- Yellabinna
- Coordinates: 31°07′26″S 133°19′25″E﻿ / ﻿31.123858°S 133.323719°E
- Population: 0 (SAL 2016)
- Established: 2013
- Time zone: ACST (UTC+9:30)
- • Summer (DST): ACST (UTC+10:30)
- Location: 500 km (311 mi) north west of Adelaide city centre ; 60 km (37 mi) north of Ceduna ;
- LGA(s): Pastoral Unincorporated Area
- Region: Eyre Western
- County: Hopetoun (part) Kintore (part)
- State electorate(s): Flinders Giles
- Federal division(s): Grey
| Mean max temp | Mean min temp | Annual rainfall |
| 23.5 °C 74 °F | 10.5 °C 51 °F | 295.0 mm 11.6 in |
Suburbs around Yellabinna:
|  | See Surrounding localities |  |

= Yellabinna, South Australia =

Yellabinna is a locality in the Australian state of South Australia located to the north of the town of Ceduna in the western part of the state.

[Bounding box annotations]
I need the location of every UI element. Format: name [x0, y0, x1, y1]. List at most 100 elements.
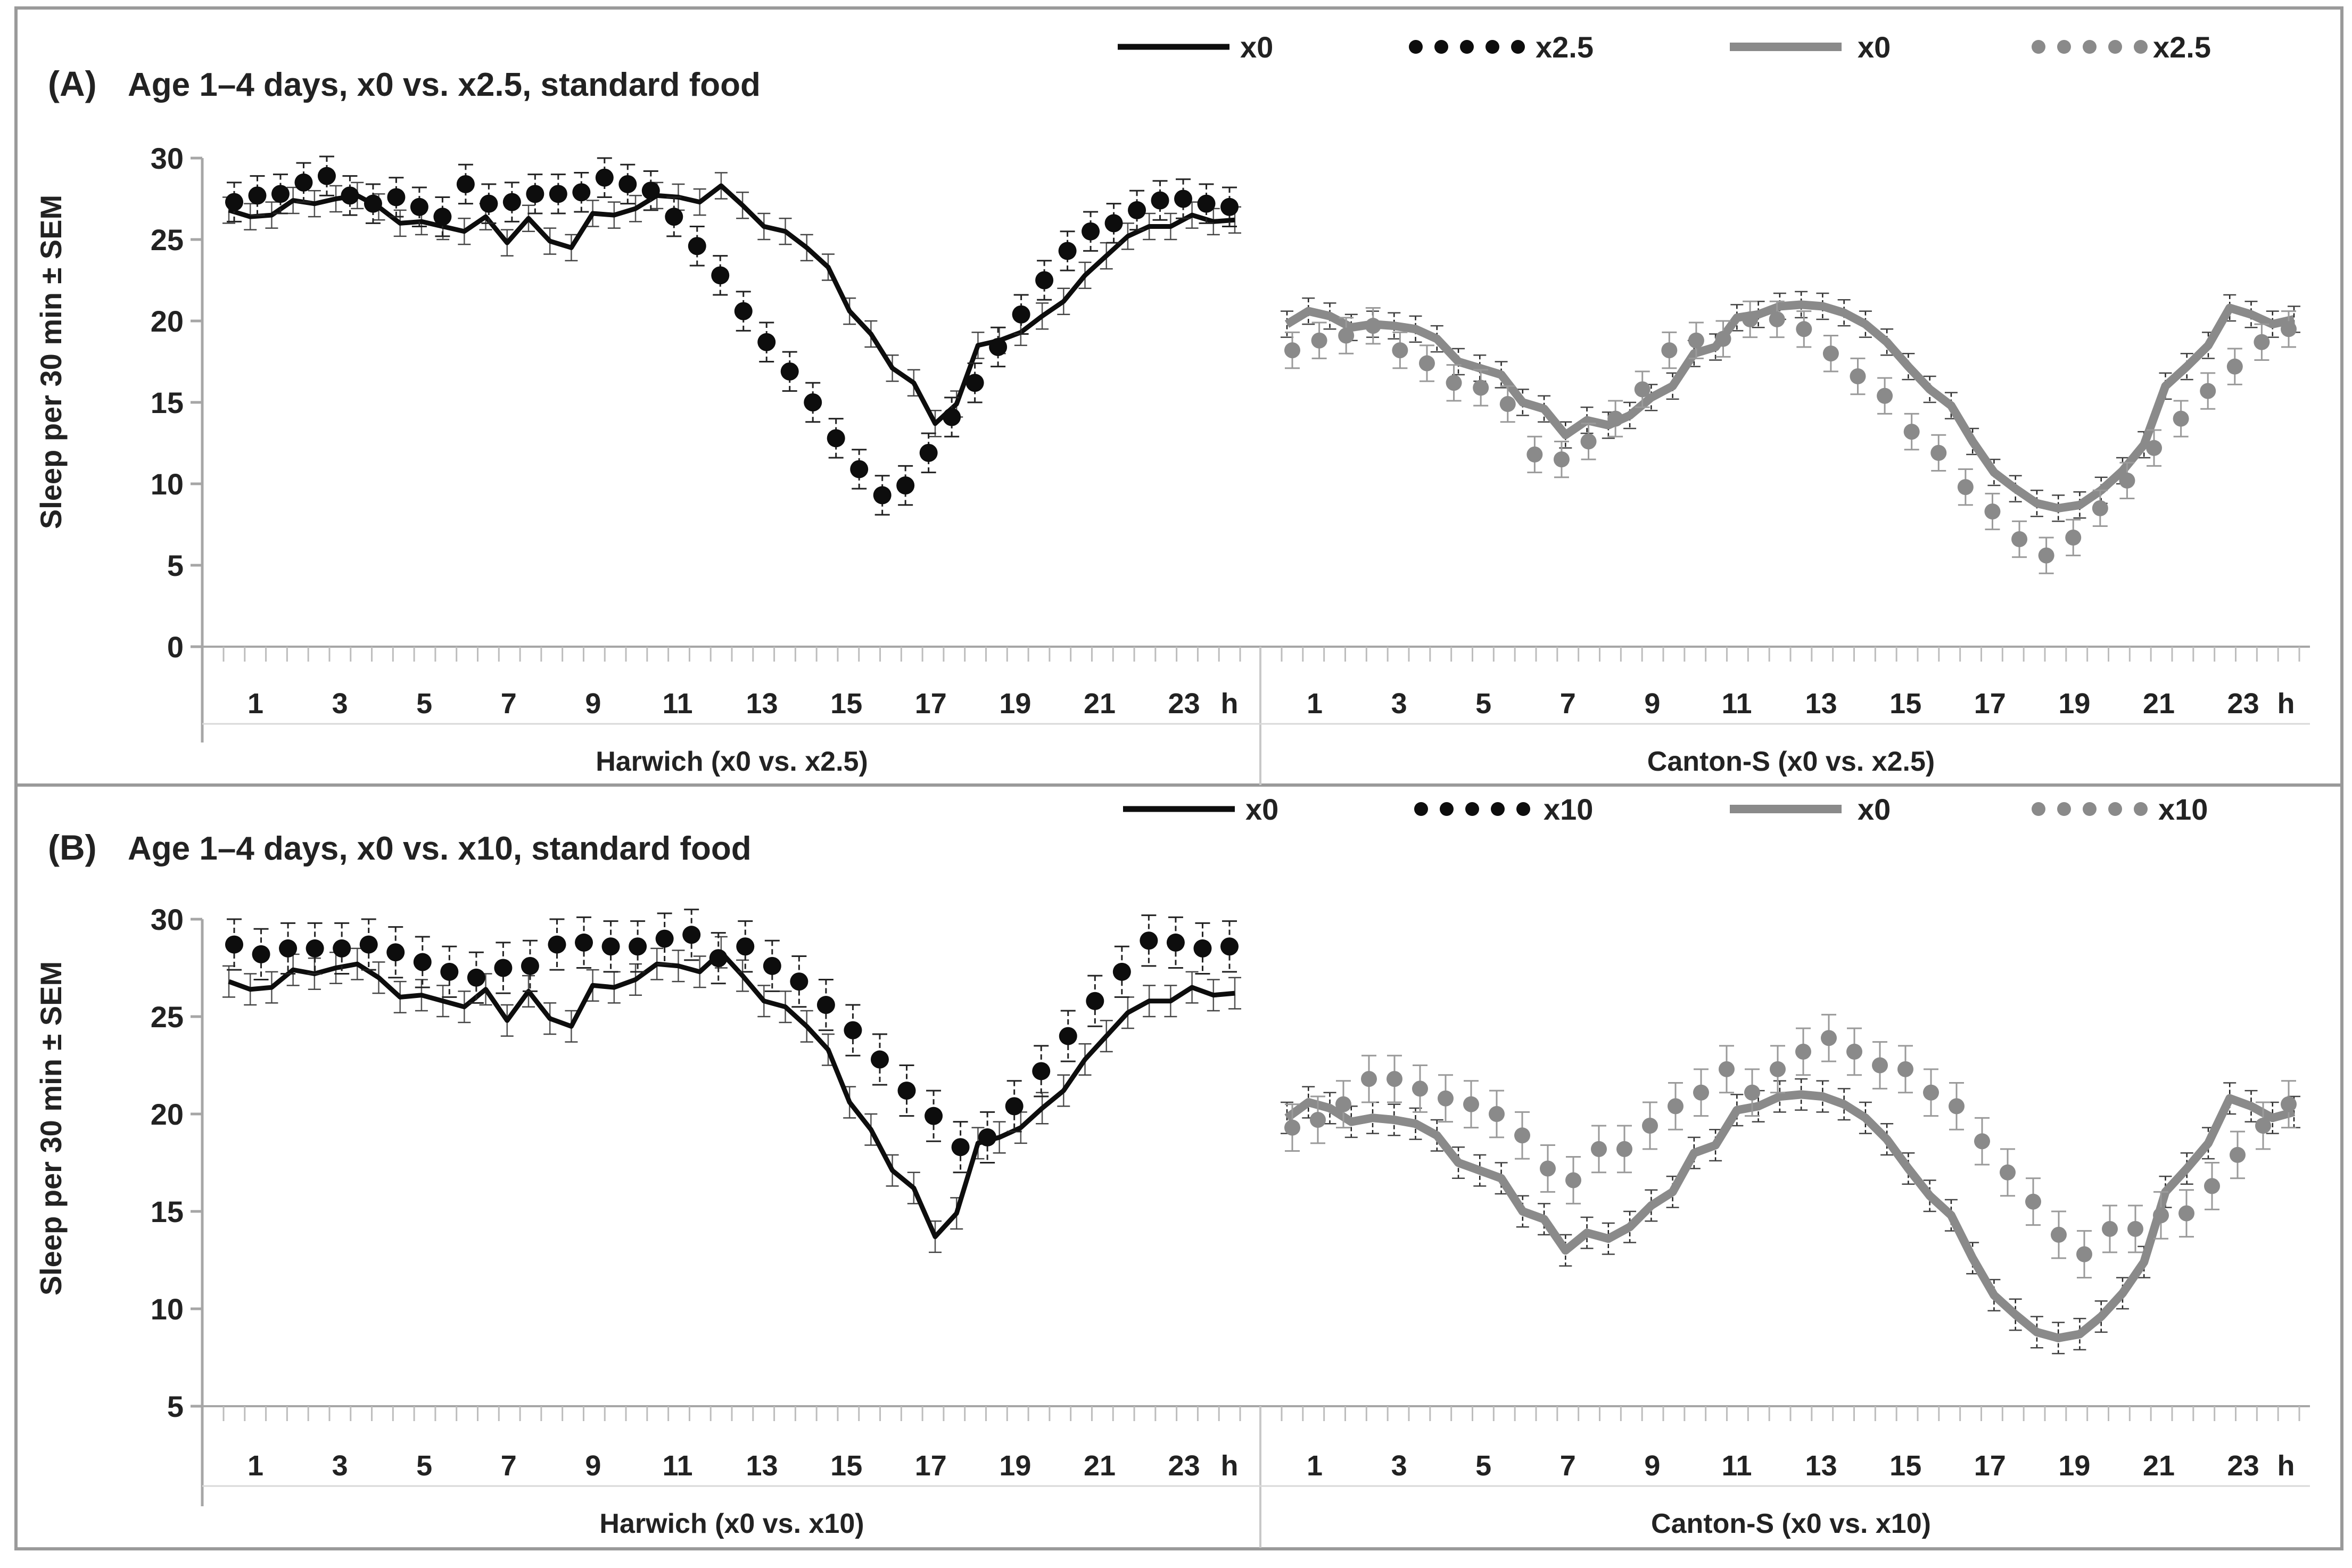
- panel-a-label: (A): [48, 64, 97, 103]
- treat-point: [1591, 1141, 1607, 1157]
- treat-point: [1140, 931, 1158, 950]
- y-tick-label: 20: [151, 304, 184, 338]
- treat-point: [1086, 992, 1104, 1010]
- treat-point: [2255, 1117, 2271, 1134]
- treat-point: [1059, 1027, 1077, 1045]
- treat-point: [665, 208, 683, 226]
- y-tick-label: 30: [151, 142, 184, 175]
- treat-point: [1058, 242, 1077, 260]
- x-tick-label: 21: [2143, 688, 2175, 720]
- treat-point: [736, 937, 755, 956]
- treat-point: [467, 968, 485, 987]
- treat-point: [502, 193, 521, 211]
- treat-point: [526, 185, 544, 203]
- panel-b-ylabel: Sleep per 30 min ± SEM: [34, 961, 68, 1295]
- treat-point: [873, 486, 892, 505]
- legend-label-harwich-x0: x0: [1240, 30, 1273, 64]
- treat-point: [1446, 375, 1462, 391]
- treat-point: [641, 181, 660, 200]
- x-tick-label: 5: [1475, 688, 1491, 720]
- legend-swatch-canton-treat: [2032, 802, 2148, 816]
- x-tick-label: 11: [662, 688, 692, 720]
- treat-point: [1365, 318, 1381, 334]
- treat-point: [1104, 214, 1123, 233]
- treat-point: [1553, 451, 1570, 468]
- treat-point: [294, 173, 313, 192]
- treat-point: [1012, 305, 1030, 324]
- treat-point: [1197, 194, 1216, 213]
- treat-point: [734, 302, 753, 320]
- treat-point: [850, 460, 869, 478]
- treat-point: [1082, 222, 1100, 241]
- y-tick-label: 25: [151, 1000, 184, 1034]
- treat-point: [711, 266, 730, 285]
- treat-point: [341, 186, 359, 205]
- treat-point: [410, 197, 428, 216]
- x-tick-label: 17: [915, 1450, 947, 1482]
- x-tick-label: 9: [1644, 1450, 1660, 1482]
- figure-border: [14, 6, 2343, 1550]
- treat-point: [1220, 937, 1239, 956]
- y-tick-label: 15: [151, 386, 184, 419]
- treat-point: [1796, 321, 1812, 337]
- y-tick-label: 30: [151, 903, 184, 936]
- treat-point: [1715, 331, 1731, 347]
- y-tick-label: 10: [151, 467, 184, 501]
- treat-point: [1634, 381, 1650, 398]
- x-tick-label: 15: [830, 688, 862, 720]
- treat-point: [2102, 1220, 2118, 1237]
- x-tick-label: 5: [416, 1450, 432, 1482]
- x0-series-line: [1284, 1090, 2296, 1342]
- treat-point: [2254, 334, 2270, 350]
- treat-point: [572, 183, 591, 202]
- treat-point: [2230, 1146, 2246, 1163]
- treat-point: [2051, 1226, 2067, 1243]
- treat-point: [494, 959, 513, 977]
- x-tick-label: 7: [501, 1450, 517, 1482]
- x-tick-label: 23: [2227, 1450, 2259, 1482]
- x-tick-label: 19: [2058, 688, 2090, 720]
- treat-point: [943, 408, 961, 426]
- treat-point: [2011, 531, 2028, 548]
- treat-point: [757, 333, 776, 351]
- treat-point: [317, 167, 336, 185]
- treat-point: [387, 188, 406, 207]
- treat-point: [1580, 433, 1597, 450]
- treat-point: [2226, 358, 2243, 375]
- x-tick-label: 5: [416, 688, 432, 720]
- x-tick-label: 23: [2227, 688, 2259, 720]
- treat-point: [1514, 1127, 1530, 1144]
- legend-label-harwich-treat: x10: [1544, 793, 1593, 826]
- x-tick-label: 7: [1560, 1450, 1576, 1482]
- x-tick-label: 13: [746, 1450, 778, 1482]
- treat-point: [965, 374, 984, 392]
- treat-point: [1821, 1030, 1837, 1046]
- treat-point: [709, 949, 728, 968]
- treat-point: [1174, 189, 1193, 208]
- x-tick-label: 11: [1721, 688, 1752, 720]
- x-tick-label: 21: [1084, 1450, 1116, 1482]
- treat-point: [1795, 1043, 1811, 1060]
- treat-point: [1112, 962, 1131, 981]
- panel-a-ylabel: Sleep per 30 min ± SEM: [34, 195, 68, 529]
- treat-point: [433, 208, 452, 226]
- x-tick-label: 1: [1307, 688, 1323, 720]
- treat-point: [521, 956, 539, 975]
- x-tick-label: 3: [1391, 1450, 1407, 1482]
- treat-point: [480, 194, 498, 213]
- y-tick-label: 25: [151, 223, 184, 257]
- treat-point: [225, 193, 243, 211]
- panel-b-group-label-harwich: Harwich (x0 vs. x10): [599, 1508, 864, 1539]
- treat-point: [548, 935, 566, 954]
- y-tick-label: 10: [151, 1292, 184, 1326]
- legend-label-canton-x0: x0: [1858, 30, 1891, 64]
- legend-swatch-canton-treat: [2032, 40, 2148, 54]
- group-harwich: 1 3 5 7 9 11 13 15 17 19 21 23 h: [222, 155, 1241, 720]
- x-tick-label: 1: [247, 1450, 263, 1482]
- x-tick-label: 13: [1805, 688, 1837, 720]
- treat-point: [2127, 1220, 2143, 1237]
- treat-point: [1974, 1133, 1990, 1150]
- treat-point: [1499, 396, 1516, 412]
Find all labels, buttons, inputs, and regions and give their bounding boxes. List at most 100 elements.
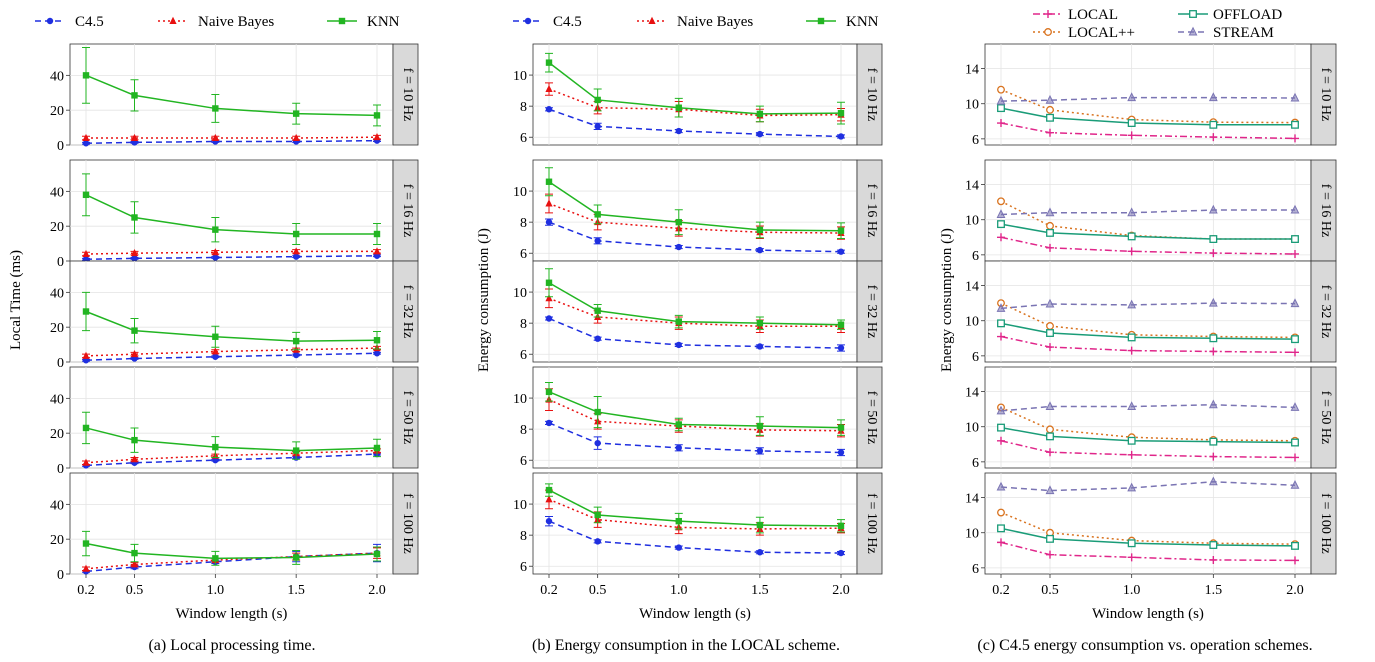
data-point — [1208, 297, 1218, 307]
data-point — [130, 248, 139, 257]
facet-panel — [532, 472, 858, 575]
data-point — [1046, 425, 1054, 434]
facet-label: f = 50 Hz — [864, 391, 879, 444]
facet-panel — [532, 43, 858, 146]
data-point — [1209, 120, 1218, 129]
data-point — [292, 230, 300, 238]
y-axis-label: Energy consumption (J) — [939, 228, 955, 372]
legend-marker — [46, 17, 54, 25]
y-axis-label: Energy consumption (J) — [476, 228, 492, 372]
series-knn — [82, 411, 381, 460]
data-point — [373, 550, 381, 558]
series-c4-5 — [545, 218, 845, 255]
facet: 6 8 10 f = 50 Hz — [513, 366, 883, 469]
facet-label: f = 100 Hz — [864, 493, 879, 553]
series-stream — [996, 399, 1300, 415]
data-point — [837, 522, 845, 530]
data-point — [1127, 482, 1137, 492]
legend-marker — [1189, 10, 1197, 18]
y-tick-label: 6 — [520, 454, 527, 469]
data-point — [837, 449, 845, 456]
data-point — [82, 72, 90, 79]
data-point — [997, 436, 1005, 445]
data-point — [373, 247, 381, 255]
series-knn — [545, 382, 845, 436]
data-point — [545, 495, 553, 503]
y-tick-label: 10 — [513, 392, 527, 407]
series-line — [85, 139, 378, 145]
facet: 0 20 40 f = 10 Hz — [50, 43, 419, 154]
data-point — [837, 344, 845, 352]
y-tick-label: 6 — [972, 562, 979, 577]
data-point — [1290, 204, 1300, 214]
data-point — [594, 408, 601, 416]
facet: 6 10 14 f = 32 Hz — [965, 260, 1337, 365]
y-tick-label: 10 — [513, 498, 527, 513]
data-point — [130, 349, 139, 358]
data-point — [545, 59, 553, 66]
data-point — [1046, 105, 1054, 114]
data-point — [131, 549, 138, 557]
data-point — [1127, 401, 1137, 411]
x-tick-label: 0.2 — [77, 583, 95, 598]
data-point — [756, 246, 764, 254]
x-tick-label: 1.5 — [751, 583, 769, 598]
data-point — [545, 84, 553, 93]
data-point — [837, 424, 845, 431]
data-point — [997, 423, 1005, 432]
data-point — [1291, 249, 1299, 258]
data-point — [545, 388, 553, 396]
caption-a: (a) Local processing time. — [148, 637, 315, 654]
data-point — [756, 549, 764, 556]
facet-label: f = 10 Hz — [864, 68, 879, 121]
series-knn — [82, 173, 381, 245]
legend-label: C4.5 — [553, 14, 582, 30]
y-tick-label: 8 — [520, 216, 527, 231]
legend-item: KNN — [327, 14, 400, 30]
facet-panel — [532, 366, 858, 469]
x-tick-label: 0.2 — [540, 583, 558, 598]
legend-label: OFFLOAD — [1213, 7, 1282, 23]
legend-marker — [524, 17, 532, 25]
series-line — [85, 352, 378, 362]
y-axis-label: Local Time (ms) — [8, 250, 24, 350]
data-point — [1045, 298, 1055, 308]
data-point — [292, 447, 300, 454]
y-tick-label: 10 — [965, 421, 979, 436]
facet-panel — [984, 260, 1312, 363]
data-point — [1291, 541, 1299, 550]
x-tick-label: 0.5 — [126, 583, 144, 598]
legend-label: STREAM — [1213, 25, 1274, 41]
data-point — [756, 110, 764, 118]
legend-item: LOCAL — [1033, 7, 1118, 23]
data-point — [1127, 247, 1136, 256]
data-point — [1127, 436, 1136, 445]
data-point — [373, 337, 381, 344]
data-point — [594, 96, 601, 104]
data-point — [130, 560, 139, 568]
legend-label: LOCAL — [1068, 7, 1118, 23]
data-point — [756, 521, 764, 529]
data-point — [1209, 347, 1218, 356]
data-point — [1046, 243, 1054, 252]
y-tick-label: 0 — [57, 139, 64, 154]
data-point — [997, 197, 1005, 206]
legend-item: LOCAL++ — [1033, 25, 1135, 41]
data-point — [1046, 228, 1054, 237]
legend-marker — [169, 16, 177, 24]
series-offload — [997, 524, 1299, 550]
y-tick-label: 40 — [50, 286, 64, 301]
facet-label: f = 100 Hz — [1318, 493, 1333, 553]
legend-marker — [338, 17, 346, 25]
data-point — [1208, 476, 1218, 486]
data-point — [545, 218, 553, 226]
data-point — [1291, 120, 1299, 129]
facet-label: f = 50 Hz — [400, 391, 415, 444]
facet-panel — [69, 260, 394, 363]
data-point — [545, 199, 553, 207]
series-knn — [545, 483, 845, 534]
data-point — [837, 321, 845, 328]
facet-panel — [984, 472, 1312, 575]
y-tick-label: 0 — [57, 568, 64, 583]
data-point — [1208, 92, 1218, 102]
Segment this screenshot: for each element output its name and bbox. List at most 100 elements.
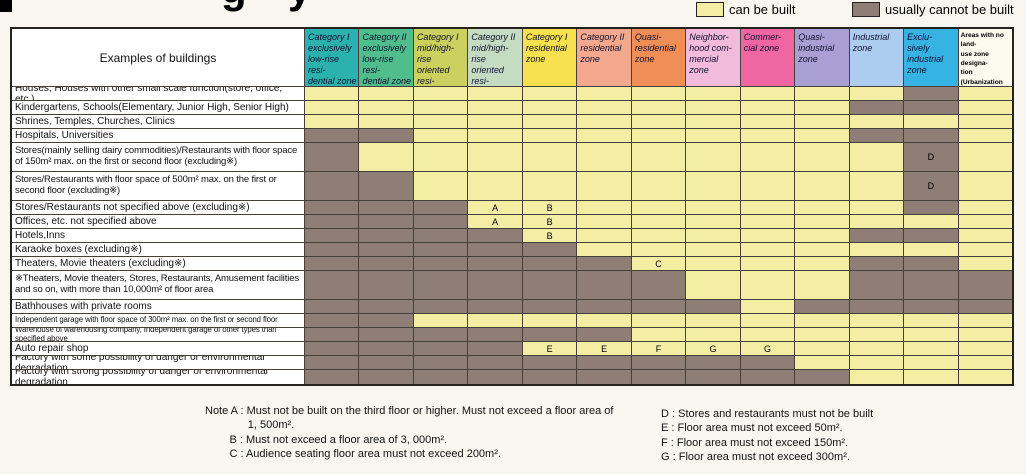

▶ [Directions]
- 1) From the Yellabinna entry, output the passage starting at "- Established: 2013" and ending at "(part) Kintore (part)", reproduced word for word.
- 2) Render this sentence from the Yellabinna entry in Spanish: "Yellabinna is a locality in the Australian state of South Australia located to the north of the town of Ceduna in the western part of the state."

▶ [Response list]
- 1)
- Established: 2013
- Time zone: ACST (UTC+9:30)
- • Summer (DST): ACST (UTC+10:30)
- Location: 500 km (311 mi) north west of Adelaide city centre ; 60 km (37 mi) north of Ceduna ;
- LGA(s): Pastoral Unincorporated Area
- Region: Eyre Western
- County: Hopetoun (part) Kintore (part)

- 2) Yellabinna es una localidad del estado australiano de Australia Meridional, situada al norte de la ciudad de Ceduna, en la parte occidental del estado.